◆ **Given instruction**: Transcribe every record that appears below, exactly and in full.

◆ **Record set**:
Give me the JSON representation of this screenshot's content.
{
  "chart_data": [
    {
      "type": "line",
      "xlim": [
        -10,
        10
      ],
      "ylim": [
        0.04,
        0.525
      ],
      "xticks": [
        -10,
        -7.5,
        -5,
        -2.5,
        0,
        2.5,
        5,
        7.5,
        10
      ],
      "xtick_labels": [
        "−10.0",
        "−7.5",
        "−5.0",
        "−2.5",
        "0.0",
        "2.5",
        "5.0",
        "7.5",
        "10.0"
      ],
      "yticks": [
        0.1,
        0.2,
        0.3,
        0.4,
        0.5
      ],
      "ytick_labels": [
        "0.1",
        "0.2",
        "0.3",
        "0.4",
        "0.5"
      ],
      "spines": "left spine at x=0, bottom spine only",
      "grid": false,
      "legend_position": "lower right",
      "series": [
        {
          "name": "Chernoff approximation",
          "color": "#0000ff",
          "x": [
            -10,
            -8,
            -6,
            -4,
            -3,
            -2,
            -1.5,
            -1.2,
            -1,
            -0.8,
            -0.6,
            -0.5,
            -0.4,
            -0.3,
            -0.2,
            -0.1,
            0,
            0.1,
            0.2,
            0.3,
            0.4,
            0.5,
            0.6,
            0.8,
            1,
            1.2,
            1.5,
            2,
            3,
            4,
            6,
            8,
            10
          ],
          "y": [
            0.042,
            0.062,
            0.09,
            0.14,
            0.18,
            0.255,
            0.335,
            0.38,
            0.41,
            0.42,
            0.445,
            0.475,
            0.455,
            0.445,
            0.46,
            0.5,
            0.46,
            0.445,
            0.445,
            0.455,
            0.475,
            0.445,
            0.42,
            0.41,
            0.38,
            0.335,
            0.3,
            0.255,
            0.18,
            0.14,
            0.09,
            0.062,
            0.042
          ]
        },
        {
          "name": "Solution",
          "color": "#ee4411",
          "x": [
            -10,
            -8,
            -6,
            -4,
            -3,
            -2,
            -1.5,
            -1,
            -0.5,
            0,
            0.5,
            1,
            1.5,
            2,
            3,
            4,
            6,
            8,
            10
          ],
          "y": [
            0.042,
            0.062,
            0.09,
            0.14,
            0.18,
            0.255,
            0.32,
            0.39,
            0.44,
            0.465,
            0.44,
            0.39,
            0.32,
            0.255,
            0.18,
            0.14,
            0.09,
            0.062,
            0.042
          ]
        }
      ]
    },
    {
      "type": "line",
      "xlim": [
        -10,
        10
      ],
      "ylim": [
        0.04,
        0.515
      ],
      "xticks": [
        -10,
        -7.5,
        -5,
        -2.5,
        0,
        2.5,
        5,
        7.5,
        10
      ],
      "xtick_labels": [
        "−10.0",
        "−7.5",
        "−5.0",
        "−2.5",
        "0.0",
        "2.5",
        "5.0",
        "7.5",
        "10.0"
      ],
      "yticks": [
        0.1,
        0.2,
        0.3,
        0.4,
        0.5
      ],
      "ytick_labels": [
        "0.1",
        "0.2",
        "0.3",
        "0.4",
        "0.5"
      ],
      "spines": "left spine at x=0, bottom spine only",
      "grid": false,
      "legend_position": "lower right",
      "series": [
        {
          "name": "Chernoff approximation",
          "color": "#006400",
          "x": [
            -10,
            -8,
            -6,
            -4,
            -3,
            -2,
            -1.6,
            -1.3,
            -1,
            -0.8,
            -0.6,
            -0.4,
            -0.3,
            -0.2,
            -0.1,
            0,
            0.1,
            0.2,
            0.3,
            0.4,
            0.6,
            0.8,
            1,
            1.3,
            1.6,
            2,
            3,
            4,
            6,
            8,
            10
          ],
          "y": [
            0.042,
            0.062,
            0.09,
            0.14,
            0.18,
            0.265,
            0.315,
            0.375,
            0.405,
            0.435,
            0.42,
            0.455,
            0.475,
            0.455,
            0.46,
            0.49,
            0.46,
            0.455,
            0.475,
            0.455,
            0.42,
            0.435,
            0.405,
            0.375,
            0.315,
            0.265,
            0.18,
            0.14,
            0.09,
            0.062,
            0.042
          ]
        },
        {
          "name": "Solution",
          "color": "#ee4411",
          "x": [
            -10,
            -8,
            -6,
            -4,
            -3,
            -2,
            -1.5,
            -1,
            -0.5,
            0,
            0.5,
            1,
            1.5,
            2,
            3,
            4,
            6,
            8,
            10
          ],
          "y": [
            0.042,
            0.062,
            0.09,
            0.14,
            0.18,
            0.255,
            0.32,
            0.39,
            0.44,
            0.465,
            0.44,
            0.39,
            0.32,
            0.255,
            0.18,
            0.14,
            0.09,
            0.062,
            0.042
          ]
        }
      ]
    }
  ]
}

◆ **Answer to this task**:
Give me the JSON representation of this screenshot's content.
{
  "chart_data": [
    {
      "type": "line",
      "xlim": [
        -10,
        10
      ],
      "ylim": [
        0.04,
        0.525
      ],
      "xticks": [
        -10,
        -7.5,
        -5,
        -2.5,
        0,
        2.5,
        5,
        7.5,
        10
      ],
      "xtick_labels": [
        "−10.0",
        "−7.5",
        "−5.0",
        "−2.5",
        "0.0",
        "2.5",
        "5.0",
        "7.5",
        "10.0"
      ],
      "yticks": [
        0.1,
        0.2,
        0.3,
        0.4,
        0.5
      ],
      "ytick_labels": [
        "0.1",
        "0.2",
        "0.3",
        "0.4",
        "0.5"
      ],
      "spines": "left spine at x=0, bottom spine only",
      "grid": false,
      "legend_position": "lower right",
      "series": [
        {
          "name": "Chernoff approximation",
          "color": "#0000ff",
          "x": [
            -10,
            -8,
            -6,
            -4,
            -3,
            -2,
            -1.5,
            -1.2,
            -1,
            -0.8,
            -0.6,
            -0.5,
            -0.4,
            -0.3,
            -0.2,
            -0.1,
            0,
            0.1,
            0.2,
            0.3,
            0.4,
            0.5,
            0.6,
            0.8,
            1,
            1.2,
            1.5,
            2,
            3,
            4,
            6,
            8,
            10
          ],
          "y": [
            0.042,
            0.062,
            0.09,
            0.14,
            0.18,
            0.255,
            0.335,
            0.38,
            0.41,
            0.42,
            0.445,
            0.475,
            0.455,
            0.445,
            0.46,
            0.5,
            0.46,
            0.445,
            0.445,
            0.455,
            0.475,
            0.445,
            0.42,
            0.41,
            0.38,
            0.335,
            0.3,
            0.255,
            0.18,
            0.14,
            0.09,
            0.062,
            0.042
          ]
        },
        {
          "name": "Solution",
          "color": "#ee4411",
          "x": [
            -10,
            -8,
            -6,
            -4,
            -3,
            -2,
            -1.5,
            -1,
            -0.5,
            0,
            0.5,
            1,
            1.5,
            2,
            3,
            4,
            6,
            8,
            10
          ],
          "y": [
            0.042,
            0.062,
            0.09,
            0.14,
            0.18,
            0.255,
            0.32,
            0.39,
            0.44,
            0.465,
            0.44,
            0.39,
            0.32,
            0.255,
            0.18,
            0.14,
            0.09,
            0.062,
            0.042
          ]
        }
      ]
    },
    {
      "type": "line",
      "xlim": [
        -10,
        10
      ],
      "ylim": [
        0.04,
        0.515
      ],
      "xticks": [
        -10,
        -7.5,
        -5,
        -2.5,
        0,
        2.5,
        5,
        7.5,
        10
      ],
      "xtick_labels": [
        "−10.0",
        "−7.5",
        "−5.0",
        "−2.5",
        "0.0",
        "2.5",
        "5.0",
        "7.5",
        "10.0"
      ],
      "yticks": [
        0.1,
        0.2,
        0.3,
        0.4,
        0.5
      ],
      "ytick_labels": [
        "0.1",
        "0.2",
        "0.3",
        "0.4",
        "0.5"
      ],
      "spines": "left spine at x=0, bottom spine only",
      "grid": false,
      "legend_position": "lower right",
      "series": [
        {
          "name": "Chernoff approximation",
          "color": "#006400",
          "x": [
            -10,
            -8,
            -6,
            -4,
            -3,
            -2,
            -1.6,
            -1.3,
            -1,
            -0.8,
            -0.6,
            -0.4,
            -0.3,
            -0.2,
            -0.1,
            0,
            0.1,
            0.2,
            0.3,
            0.4,
            0.6,
            0.8,
            1,
            1.3,
            1.6,
            2,
            3,
            4,
            6,
            8,
            10
          ],
          "y": [
            0.042,
            0.062,
            0.09,
            0.14,
            0.18,
            0.265,
            0.315,
            0.375,
            0.405,
            0.435,
            0.42,
            0.455,
            0.475,
            0.455,
            0.46,
            0.49,
            0.46,
            0.455,
            0.475,
            0.455,
            0.42,
            0.435,
            0.405,
            0.375,
            0.315,
            0.265,
            0.18,
            0.14,
            0.09,
            0.062,
            0.042
          ]
        },
        {
          "name": "Solution",
          "color": "#ee4411",
          "x": [
            -10,
            -8,
            -6,
            -4,
            -3,
            -2,
            -1.5,
            -1,
            -0.5,
            0,
            0.5,
            1,
            1.5,
            2,
            3,
            4,
            6,
            8,
            10
          ],
          "y": [
            0.042,
            0.062,
            0.09,
            0.14,
            0.18,
            0.255,
            0.32,
            0.39,
            0.44,
            0.465,
            0.44,
            0.39,
            0.32,
            0.255,
            0.18,
            0.14,
            0.09,
            0.062,
            0.042
          ]
        }
      ]
    }
  ]
}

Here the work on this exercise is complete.